Structured figure records

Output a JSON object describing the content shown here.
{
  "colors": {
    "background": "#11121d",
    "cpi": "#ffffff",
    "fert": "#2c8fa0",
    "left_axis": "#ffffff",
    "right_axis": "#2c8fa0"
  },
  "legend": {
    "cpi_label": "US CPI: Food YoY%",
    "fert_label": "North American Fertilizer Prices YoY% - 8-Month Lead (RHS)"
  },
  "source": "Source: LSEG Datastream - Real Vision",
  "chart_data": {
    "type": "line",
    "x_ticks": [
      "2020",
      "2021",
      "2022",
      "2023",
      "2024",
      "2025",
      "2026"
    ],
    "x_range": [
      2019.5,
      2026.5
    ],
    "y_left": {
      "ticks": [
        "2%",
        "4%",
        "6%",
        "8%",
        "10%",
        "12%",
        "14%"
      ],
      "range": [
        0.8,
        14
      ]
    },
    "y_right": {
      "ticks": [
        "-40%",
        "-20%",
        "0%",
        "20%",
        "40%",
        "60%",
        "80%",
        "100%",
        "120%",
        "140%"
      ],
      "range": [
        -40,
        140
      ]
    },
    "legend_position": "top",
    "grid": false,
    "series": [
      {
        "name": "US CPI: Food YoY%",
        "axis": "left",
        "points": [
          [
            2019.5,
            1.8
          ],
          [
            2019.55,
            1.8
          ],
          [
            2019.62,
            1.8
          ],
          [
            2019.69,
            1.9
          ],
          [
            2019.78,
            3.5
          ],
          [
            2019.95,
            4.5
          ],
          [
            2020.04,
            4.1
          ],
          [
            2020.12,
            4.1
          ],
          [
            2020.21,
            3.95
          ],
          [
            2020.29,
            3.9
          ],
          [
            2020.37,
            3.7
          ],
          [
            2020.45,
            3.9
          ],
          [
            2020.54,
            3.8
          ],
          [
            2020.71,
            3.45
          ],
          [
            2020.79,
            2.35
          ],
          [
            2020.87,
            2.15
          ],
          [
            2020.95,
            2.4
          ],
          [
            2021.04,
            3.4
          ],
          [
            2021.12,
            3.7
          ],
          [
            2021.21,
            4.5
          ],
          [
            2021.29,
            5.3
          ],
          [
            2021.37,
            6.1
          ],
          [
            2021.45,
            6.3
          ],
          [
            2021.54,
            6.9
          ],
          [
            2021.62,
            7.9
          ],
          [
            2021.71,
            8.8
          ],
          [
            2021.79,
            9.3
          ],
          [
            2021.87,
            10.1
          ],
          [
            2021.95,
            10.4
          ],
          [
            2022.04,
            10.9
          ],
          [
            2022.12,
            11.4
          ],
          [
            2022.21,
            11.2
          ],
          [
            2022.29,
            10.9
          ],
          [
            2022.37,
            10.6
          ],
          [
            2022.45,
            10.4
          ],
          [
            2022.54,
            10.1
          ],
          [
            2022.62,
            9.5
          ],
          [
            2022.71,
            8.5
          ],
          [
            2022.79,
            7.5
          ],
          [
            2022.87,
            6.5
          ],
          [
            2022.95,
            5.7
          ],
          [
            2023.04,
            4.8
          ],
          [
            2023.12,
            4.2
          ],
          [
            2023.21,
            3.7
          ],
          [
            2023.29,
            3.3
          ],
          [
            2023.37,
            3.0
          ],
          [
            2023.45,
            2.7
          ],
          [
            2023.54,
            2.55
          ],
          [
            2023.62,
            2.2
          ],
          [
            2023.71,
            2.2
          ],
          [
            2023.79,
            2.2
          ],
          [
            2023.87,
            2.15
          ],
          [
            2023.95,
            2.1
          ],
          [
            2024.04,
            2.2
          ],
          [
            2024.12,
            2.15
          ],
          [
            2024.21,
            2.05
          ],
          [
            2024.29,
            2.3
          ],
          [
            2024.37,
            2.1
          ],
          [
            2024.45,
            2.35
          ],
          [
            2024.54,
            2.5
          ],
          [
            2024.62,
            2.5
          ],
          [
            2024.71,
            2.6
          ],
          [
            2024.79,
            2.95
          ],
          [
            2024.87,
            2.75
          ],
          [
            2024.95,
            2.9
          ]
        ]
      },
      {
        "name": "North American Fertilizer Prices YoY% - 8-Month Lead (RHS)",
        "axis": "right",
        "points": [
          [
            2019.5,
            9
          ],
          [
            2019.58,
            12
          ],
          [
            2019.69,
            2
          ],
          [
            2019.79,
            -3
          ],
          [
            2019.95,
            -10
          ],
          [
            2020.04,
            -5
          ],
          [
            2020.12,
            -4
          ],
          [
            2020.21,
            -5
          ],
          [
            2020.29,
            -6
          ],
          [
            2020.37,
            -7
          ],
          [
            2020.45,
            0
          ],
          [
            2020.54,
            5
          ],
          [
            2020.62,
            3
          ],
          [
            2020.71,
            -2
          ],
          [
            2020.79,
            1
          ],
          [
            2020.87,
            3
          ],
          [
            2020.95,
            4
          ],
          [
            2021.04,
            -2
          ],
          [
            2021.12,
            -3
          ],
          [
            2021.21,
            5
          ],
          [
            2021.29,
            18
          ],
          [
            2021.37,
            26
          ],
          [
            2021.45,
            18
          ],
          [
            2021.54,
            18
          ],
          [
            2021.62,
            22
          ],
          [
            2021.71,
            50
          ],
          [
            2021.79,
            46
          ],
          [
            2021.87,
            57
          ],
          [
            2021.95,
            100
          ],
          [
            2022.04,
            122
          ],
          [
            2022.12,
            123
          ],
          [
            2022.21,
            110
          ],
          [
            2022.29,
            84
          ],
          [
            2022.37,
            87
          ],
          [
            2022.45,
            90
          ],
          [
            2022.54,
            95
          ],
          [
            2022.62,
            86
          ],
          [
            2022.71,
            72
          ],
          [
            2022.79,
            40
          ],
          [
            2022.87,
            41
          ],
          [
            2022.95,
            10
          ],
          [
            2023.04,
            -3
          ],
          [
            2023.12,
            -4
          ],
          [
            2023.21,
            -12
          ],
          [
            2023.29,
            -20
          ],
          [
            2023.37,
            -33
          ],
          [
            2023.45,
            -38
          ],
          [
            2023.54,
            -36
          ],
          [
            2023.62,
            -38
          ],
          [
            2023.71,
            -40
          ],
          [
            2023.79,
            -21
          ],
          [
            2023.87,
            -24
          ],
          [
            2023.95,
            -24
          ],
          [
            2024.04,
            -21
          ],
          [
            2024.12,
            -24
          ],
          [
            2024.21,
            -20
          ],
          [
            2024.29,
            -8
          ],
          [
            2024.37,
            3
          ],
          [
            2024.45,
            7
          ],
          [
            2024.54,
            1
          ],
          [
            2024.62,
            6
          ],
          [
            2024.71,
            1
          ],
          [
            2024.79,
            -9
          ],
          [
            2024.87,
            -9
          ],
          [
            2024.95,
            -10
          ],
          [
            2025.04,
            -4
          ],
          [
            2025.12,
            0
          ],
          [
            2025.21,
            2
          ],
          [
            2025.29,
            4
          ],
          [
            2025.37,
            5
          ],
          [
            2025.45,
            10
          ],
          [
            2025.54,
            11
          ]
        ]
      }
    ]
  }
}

What is required
List every line above that contains the word "Lead".

Task response
    "fert_label": "North American Fertilizer Prices YoY% - 8-Month Lead (RHS)"
        "name": "North American Fertilizer Prices YoY% - 8-Month Lead (RHS)",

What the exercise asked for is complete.